>> start EXTRACTED RECORDS

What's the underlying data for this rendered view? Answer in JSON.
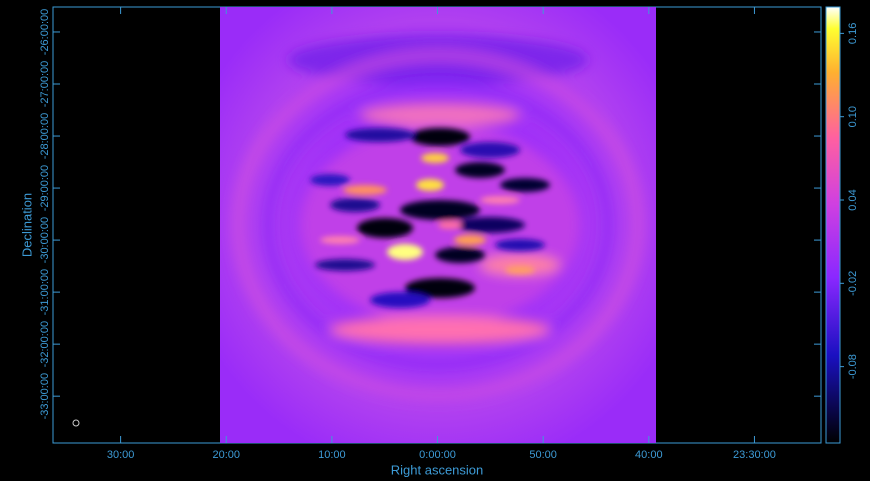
{
  "chart_data": {
    "type": "image",
    "xlabel": "Right ascension",
    "ylabel": "Declination",
    "xlim": [
      36.4,
      -36.3
    ],
    "xticks": [
      {
        "value": 30,
        "label": "30:00"
      },
      {
        "value": 20,
        "label": "20:00"
      },
      {
        "value": 10,
        "label": "10:00"
      },
      {
        "value": 0,
        "label": "0:00:00"
      },
      {
        "value": -10,
        "label": "50:00"
      },
      {
        "value": -20,
        "label": "40:00"
      },
      {
        "value": -30,
        "label": "23:30:00"
      }
    ],
    "ylim": [
      -33.9,
      -25.52
    ],
    "yticks": [
      {
        "value": -26,
        "label": "-26:00:00"
      },
      {
        "value": -27,
        "label": "-27:00:00"
      },
      {
        "value": -28,
        "label": "-28:00:00"
      },
      {
        "value": -29,
        "label": "-29:00:00"
      },
      {
        "value": -30,
        "label": "-30:00:00"
      },
      {
        "value": -31,
        "label": "-31:00:00"
      },
      {
        "value": -32,
        "label": "-32:00:00"
      },
      {
        "value": -33,
        "label": "-33:00:00"
      }
    ],
    "colorbar": {
      "lim": [
        -0.135,
        0.179
      ],
      "ticks": [
        -0.08,
        -0.02,
        0.04,
        {
          "value": 0.1,
          "label": "0.10"
        },
        0.16
      ]
    }
  }
}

>> end EXTRACTED RECORDS

WHAT THE TASK REQUIRES - Copy everything in the records above except the pictures, exactly as written.

EXERCISE ANSWER -
What's the underlying data for this rendered view? Answer in JSON.
{
  "chart_data": {
    "type": "image",
    "xlabel": "Right ascension",
    "ylabel": "Declination",
    "xlim": [
      36.4,
      -36.3
    ],
    "xticks": [
      {
        "value": 30,
        "label": "30:00"
      },
      {
        "value": 20,
        "label": "20:00"
      },
      {
        "value": 10,
        "label": "10:00"
      },
      {
        "value": 0,
        "label": "0:00:00"
      },
      {
        "value": -10,
        "label": "50:00"
      },
      {
        "value": -20,
        "label": "40:00"
      },
      {
        "value": -30,
        "label": "23:30:00"
      }
    ],
    "ylim": [
      -33.9,
      -25.52
    ],
    "yticks": [
      {
        "value": -26,
        "label": "-26:00:00"
      },
      {
        "value": -27,
        "label": "-27:00:00"
      },
      {
        "value": -28,
        "label": "-28:00:00"
      },
      {
        "value": -29,
        "label": "-29:00:00"
      },
      {
        "value": -30,
        "label": "-30:00:00"
      },
      {
        "value": -31,
        "label": "-31:00:00"
      },
      {
        "value": -32,
        "label": "-32:00:00"
      },
      {
        "value": -33,
        "label": "-33:00:00"
      }
    ],
    "colorbar": {
      "lim": [
        -0.135,
        0.179
      ],
      "ticks": [
        -0.08,
        -0.02,
        0.04,
        {
          "value": 0.1,
          "label": "0.10"
        },
        0.16
      ]
    }
  }
}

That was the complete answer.